Problem statement
State how many lines in the entries below contain the string "panel". Reply with the number alone.

Extracted entries
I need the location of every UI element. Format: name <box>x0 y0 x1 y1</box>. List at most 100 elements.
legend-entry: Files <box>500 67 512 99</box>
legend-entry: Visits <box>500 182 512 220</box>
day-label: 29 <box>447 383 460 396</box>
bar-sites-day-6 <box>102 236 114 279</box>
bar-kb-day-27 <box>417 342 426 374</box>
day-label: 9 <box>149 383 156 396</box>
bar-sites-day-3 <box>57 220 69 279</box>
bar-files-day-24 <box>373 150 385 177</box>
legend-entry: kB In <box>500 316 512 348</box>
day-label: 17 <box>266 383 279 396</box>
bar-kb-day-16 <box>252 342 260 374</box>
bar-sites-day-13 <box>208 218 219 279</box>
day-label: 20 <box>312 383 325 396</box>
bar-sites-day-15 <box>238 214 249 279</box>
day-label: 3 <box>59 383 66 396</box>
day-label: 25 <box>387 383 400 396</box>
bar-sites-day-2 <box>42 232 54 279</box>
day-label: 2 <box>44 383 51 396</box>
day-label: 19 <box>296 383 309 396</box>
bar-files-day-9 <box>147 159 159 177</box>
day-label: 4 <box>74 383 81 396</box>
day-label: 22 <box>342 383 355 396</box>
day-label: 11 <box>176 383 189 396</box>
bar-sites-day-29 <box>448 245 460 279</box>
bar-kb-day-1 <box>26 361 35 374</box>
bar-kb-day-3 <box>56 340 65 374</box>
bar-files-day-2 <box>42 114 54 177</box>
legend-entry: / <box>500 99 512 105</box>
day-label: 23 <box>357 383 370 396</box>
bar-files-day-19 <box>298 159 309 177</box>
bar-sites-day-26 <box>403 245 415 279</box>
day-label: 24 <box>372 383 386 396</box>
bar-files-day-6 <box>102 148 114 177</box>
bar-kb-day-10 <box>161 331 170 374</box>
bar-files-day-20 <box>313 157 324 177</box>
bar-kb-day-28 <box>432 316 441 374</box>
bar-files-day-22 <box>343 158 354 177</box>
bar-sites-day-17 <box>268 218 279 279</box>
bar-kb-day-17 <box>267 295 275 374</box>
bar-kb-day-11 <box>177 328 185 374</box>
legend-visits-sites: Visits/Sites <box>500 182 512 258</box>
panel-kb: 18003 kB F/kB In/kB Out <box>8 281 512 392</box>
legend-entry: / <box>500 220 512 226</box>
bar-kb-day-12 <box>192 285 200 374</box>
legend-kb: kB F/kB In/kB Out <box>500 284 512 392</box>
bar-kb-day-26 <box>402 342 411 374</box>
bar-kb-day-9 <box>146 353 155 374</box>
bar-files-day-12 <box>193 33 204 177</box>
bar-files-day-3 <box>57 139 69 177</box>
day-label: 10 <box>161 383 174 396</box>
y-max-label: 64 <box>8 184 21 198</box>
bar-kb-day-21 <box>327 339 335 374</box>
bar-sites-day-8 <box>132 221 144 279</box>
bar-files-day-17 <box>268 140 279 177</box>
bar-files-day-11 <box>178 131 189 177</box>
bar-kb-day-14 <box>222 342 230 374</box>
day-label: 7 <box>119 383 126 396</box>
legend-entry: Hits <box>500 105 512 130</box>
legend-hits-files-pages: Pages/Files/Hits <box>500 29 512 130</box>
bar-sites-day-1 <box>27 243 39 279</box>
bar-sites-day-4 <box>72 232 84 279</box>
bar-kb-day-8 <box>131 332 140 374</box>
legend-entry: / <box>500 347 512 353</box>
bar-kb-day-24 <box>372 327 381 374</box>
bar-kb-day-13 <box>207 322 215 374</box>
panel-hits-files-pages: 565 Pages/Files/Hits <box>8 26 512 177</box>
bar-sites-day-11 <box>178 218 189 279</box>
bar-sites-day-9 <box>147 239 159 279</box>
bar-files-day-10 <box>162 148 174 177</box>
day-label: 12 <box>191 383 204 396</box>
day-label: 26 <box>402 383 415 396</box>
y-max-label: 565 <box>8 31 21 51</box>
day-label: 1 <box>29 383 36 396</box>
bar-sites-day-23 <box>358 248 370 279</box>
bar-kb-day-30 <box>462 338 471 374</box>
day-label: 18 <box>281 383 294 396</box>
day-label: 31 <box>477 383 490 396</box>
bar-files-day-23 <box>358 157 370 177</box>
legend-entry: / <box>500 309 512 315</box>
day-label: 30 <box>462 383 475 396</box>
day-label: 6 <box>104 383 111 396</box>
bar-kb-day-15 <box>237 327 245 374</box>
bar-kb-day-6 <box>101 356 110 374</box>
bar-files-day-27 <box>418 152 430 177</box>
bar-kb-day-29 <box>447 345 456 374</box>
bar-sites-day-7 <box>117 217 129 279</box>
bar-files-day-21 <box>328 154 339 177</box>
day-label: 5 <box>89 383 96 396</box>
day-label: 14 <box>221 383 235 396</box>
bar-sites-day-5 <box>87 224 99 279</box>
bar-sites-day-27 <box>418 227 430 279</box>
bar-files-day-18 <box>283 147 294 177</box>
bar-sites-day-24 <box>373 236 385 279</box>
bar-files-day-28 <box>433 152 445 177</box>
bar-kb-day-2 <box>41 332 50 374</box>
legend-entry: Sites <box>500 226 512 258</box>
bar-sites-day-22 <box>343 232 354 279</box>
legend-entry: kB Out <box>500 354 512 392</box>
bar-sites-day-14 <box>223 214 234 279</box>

Task result
2